• [Task instructions] Reproduce the material in full, exactly as written.

Stored entries:
^^^^^^^^
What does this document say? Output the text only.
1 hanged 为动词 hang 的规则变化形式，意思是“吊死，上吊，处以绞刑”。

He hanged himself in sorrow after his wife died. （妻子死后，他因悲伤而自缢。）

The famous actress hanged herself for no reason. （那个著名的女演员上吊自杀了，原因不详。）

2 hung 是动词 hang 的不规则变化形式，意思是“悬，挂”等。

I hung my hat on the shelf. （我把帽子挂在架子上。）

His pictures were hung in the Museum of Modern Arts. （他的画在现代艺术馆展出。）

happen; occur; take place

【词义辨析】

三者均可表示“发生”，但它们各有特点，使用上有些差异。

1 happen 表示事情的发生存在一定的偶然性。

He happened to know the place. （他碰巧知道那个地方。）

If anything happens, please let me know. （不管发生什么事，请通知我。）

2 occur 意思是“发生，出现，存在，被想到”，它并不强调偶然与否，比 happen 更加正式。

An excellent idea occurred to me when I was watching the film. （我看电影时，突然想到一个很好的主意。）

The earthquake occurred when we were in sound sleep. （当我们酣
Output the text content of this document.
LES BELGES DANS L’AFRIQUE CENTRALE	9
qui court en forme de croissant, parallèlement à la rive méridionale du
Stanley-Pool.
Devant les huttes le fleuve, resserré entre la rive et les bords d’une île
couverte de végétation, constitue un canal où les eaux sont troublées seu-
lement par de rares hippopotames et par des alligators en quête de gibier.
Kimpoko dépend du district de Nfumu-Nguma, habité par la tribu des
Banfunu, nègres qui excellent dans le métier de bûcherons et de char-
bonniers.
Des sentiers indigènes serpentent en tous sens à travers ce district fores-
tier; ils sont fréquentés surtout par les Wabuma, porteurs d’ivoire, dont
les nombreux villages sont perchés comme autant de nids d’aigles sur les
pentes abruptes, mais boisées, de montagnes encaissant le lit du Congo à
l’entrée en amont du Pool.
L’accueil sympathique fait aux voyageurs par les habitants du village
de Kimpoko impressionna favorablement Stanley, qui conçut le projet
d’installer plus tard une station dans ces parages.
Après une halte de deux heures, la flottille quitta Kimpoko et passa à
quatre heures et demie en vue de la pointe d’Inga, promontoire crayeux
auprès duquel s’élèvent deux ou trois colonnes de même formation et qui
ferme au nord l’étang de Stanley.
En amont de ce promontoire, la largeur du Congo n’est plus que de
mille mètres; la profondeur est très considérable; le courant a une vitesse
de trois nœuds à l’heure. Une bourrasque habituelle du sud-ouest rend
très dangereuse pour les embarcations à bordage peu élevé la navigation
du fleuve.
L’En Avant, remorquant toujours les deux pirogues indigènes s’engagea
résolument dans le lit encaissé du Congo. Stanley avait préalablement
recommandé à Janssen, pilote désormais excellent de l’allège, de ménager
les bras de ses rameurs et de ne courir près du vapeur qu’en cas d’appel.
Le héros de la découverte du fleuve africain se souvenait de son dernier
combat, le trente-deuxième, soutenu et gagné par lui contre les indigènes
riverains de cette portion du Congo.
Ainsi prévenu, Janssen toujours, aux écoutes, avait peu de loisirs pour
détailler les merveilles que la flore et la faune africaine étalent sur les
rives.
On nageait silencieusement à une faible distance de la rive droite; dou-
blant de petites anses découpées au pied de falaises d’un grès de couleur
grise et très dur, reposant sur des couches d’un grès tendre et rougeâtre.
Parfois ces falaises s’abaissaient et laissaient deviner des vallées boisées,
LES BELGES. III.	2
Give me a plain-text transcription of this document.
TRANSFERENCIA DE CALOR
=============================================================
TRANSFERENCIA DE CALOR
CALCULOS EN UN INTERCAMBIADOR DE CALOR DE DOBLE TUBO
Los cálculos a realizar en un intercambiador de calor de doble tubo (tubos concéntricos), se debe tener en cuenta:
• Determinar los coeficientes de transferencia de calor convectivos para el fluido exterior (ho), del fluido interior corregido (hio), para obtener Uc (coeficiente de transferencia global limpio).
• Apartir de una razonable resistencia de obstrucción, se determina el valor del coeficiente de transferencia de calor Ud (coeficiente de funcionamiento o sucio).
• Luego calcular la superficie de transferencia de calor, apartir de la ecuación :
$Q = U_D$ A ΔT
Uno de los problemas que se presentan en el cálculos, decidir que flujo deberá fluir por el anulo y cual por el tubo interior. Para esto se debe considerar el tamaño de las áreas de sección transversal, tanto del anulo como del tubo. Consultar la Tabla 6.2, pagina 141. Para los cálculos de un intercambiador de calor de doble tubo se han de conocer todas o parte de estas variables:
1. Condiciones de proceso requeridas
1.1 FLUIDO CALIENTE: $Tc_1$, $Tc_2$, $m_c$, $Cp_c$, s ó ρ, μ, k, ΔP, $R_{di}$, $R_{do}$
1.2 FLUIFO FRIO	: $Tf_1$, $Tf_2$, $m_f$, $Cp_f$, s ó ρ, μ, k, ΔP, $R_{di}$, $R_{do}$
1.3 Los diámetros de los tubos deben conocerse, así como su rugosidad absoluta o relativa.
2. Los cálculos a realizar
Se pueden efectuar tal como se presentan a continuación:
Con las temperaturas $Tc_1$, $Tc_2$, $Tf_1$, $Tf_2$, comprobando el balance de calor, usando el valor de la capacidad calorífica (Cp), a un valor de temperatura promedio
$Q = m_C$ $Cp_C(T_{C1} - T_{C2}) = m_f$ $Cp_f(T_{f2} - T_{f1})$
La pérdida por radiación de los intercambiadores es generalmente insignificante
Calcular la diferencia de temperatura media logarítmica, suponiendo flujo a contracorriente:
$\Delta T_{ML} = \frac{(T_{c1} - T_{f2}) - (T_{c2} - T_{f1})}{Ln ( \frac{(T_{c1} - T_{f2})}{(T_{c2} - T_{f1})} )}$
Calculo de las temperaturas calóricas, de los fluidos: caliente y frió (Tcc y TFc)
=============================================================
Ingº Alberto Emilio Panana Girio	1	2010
^^^^^^^^
• [Finished task]
What does this document say? Output the text only.
1 hanged 为动词 hang 的规则变化形式，意思是“吊死，上吊，处以绞刑”。

He hanged himself in sorrow after his wife died. （妻子死后，他因悲伤而自缢。）

The famous actress hanged herself for no reason. （那个著名的女演员上吊自杀了，原因不详。）

2 hung 是动词 hang 的不规则变化形式，意思是“悬，挂”等。

I hung my hat on the shelf. （我把帽子挂在架子上。）

His pictures were hung in the Museum of Modern Arts. （他的画在现代艺术馆展出。）

happen; occur; take place

【词义辨析】

三者均可表示“发生”，但它们各有特点，使用上有些差异。

1 happen 表示事情的发生存在一定的偶然性。

He happened to know the place. （他碰巧知道那个地方。）

If anything happens, please let me know. （不管发生什么事，请通知我。）

2 occur 意思是“发生，出现，存在，被想到”，它并不强调偶然与否，比 happen 更加正式。

An excellent idea occurred to me when I was watching the film. （我看电影时，突然想到一个很好的主意。）

The earthquake occurred when we were in sound sleep. （当我们酣
Output the text content of this document.
LES BELGES DANS L’AFRIQUE CENTRALE	9
qui court en forme de croissant, parallèlement à la rive méridionale du
Stanley-Pool.
Devant les huttes le fleuve, resserré entre la rive et les bords d’une île
couverte de végétation, constitue un canal où les eaux sont troublées seu-
lement par de rares hippopotames et par des alligators en quête de gibier.
Kimpoko dépend du district de Nfumu-Nguma, habité par la tribu des
Banfunu, nègres qui excellent dans le métier de bûcherons et de char-
bonniers.
Des sentiers indigènes serpentent en tous sens à travers ce district fores-
tier; ils sont fréquentés surtout par les Wabuma, porteurs d’ivoire, dont
les nombreux villages sont perchés comme autant de nids d’aigles sur les
pentes abruptes, mais boisées, de montagnes encaissant le lit du Congo à
l’entrée en amont du Pool.
L’accueil sympathique fait aux voyageurs par les habitants du village
de Kimpoko impressionna favorablement Stanley, qui conçut le projet
d’installer plus tard une station dans ces parages.
Après une halte de deux heures, la flottille quitta Kimpoko et passa à
quatre heures et demie en vue de la pointe d’Inga, promontoire crayeux
auprès duquel s’élèvent deux ou trois colonnes de même formation et qui
ferme au nord l’étang de Stanley.
En amont de ce promontoire, la largeur du Congo n’est plus que de
mille mètres; la profondeur est très considérable; le courant a une vitesse
de trois nœuds à l’heure. Une bourrasque habituelle du sud-ouest rend
très dangereuse pour les embarcations à bordage peu élevé la navigation
du fleuve.
L’En Avant, remorquant toujours les deux pirogues indigènes s’engagea
résolument dans le lit encaissé du Congo. Stanley avait préalablement
recommandé à Janssen, pilote désormais excellent de l’allège, de ménager
les bras de ses rameurs et de ne courir près du vapeur qu’en cas d’appel.
Le héros de la découverte du fleuve africain se souvenait de son dernier
combat, le trente-deuxième, soutenu et gagné par lui contre les indigènes
riverains de cette portion du Congo.
Ainsi prévenu, Janssen toujours, aux écoutes, avait peu de loisirs pour
détailler les merveilles que la flore et la faune africaine étalent sur les
rives.
On nageait silencieusement à une faible distance de la rive droite; dou-
blant de petites anses découpées au pied de falaises d’un grès de couleur
grise et très dur, reposant sur des couches d’un grès tendre et rougeâtre.
Parfois ces falaises s’abaissaient et laissaient deviner des vallées boisées,
LES BELGES. III.	2
Give me a plain-text transcription of this document.
TRANSFERENCIA DE CALOR
=============================================================
TRANSFERENCIA DE CALOR
CALCULOS EN UN INTERCAMBIADOR DE CALOR DE DOBLE TUBO
Los cálculos a realizar en un intercambiador de calor de doble tubo (tubos concéntricos), se debe tener en cuenta:
• Determinar los coeficientes de transferencia de calor convectivos para el fluido exterior (ho), del fluido interior corregido (hio), para obtener Uc (coeficiente de transferencia global limpio).
• Apartir de una razonable resistencia de obstrucción, se determina el valor del coeficiente de transferencia de calor Ud (coeficiente de funcionamiento o sucio).
• Luego calcular la superficie de transferencia de calor, apartir de la ecuación :
$Q = U_D$ A ΔT
Uno de los problemas que se presentan en el cálculos, decidir que flujo deberá fluir por el anulo y cual por el tubo interior. Para esto se debe considerar el tamaño de las áreas de sección transversal, tanto del anulo como del tubo. Consultar la Tabla 6.2, pagina 141. Para los cálculos de un intercambiador de calor de doble tubo se han de conocer todas o parte de estas variables:
1. Condiciones de proceso requeridas
1.1 FLUIDO CALIENTE: $Tc_1$, $Tc_2$, $m_c$, $Cp_c$, s ó ρ, μ, k, ΔP, $R_{di}$, $R_{do}$
1.2 FLUIFO FRIO	: $Tf_1$, $Tf_2$, $m_f$, $Cp_f$, s ó ρ, μ, k, ΔP, $R_{di}$, $R_{do}$
1.3 Los diámetros de los tubos deben conocerse, así como su rugosidad absoluta o relativa.
2. Los cálculos a realizar
Se pueden efectuar tal como se presentan a continuación:
Con las temperaturas $Tc_1$, $Tc_2$, $Tf_1$, $Tf_2$, comprobando el balance de calor, usando el valor de la capacidad calorífica (Cp), a un valor de temperatura promedio
$Q = m_C$ $Cp_C(T_{C1} - T_{C2}) = m_f$ $Cp_f(T_{f2} - T_{f1})$
La pérdida por radiación de los intercambiadores es generalmente insignificante
Calcular la diferencia de temperatura media logarítmica, suponiendo flujo a contracorriente:
$\Delta T_{ML} = \frac{(T_{c1} - T_{f2}) - (T_{c2} - T_{f1})}{Ln ( \frac{(T_{c1} - T_{f2})}{(T_{c2} - T_{f1})} )}$
Calculo de las temperaturas calóricas, de los fluidos: caliente y frió (Tcc y TFc)
=============================================================
Ingº Alberto Emilio Panana Girio	1	2010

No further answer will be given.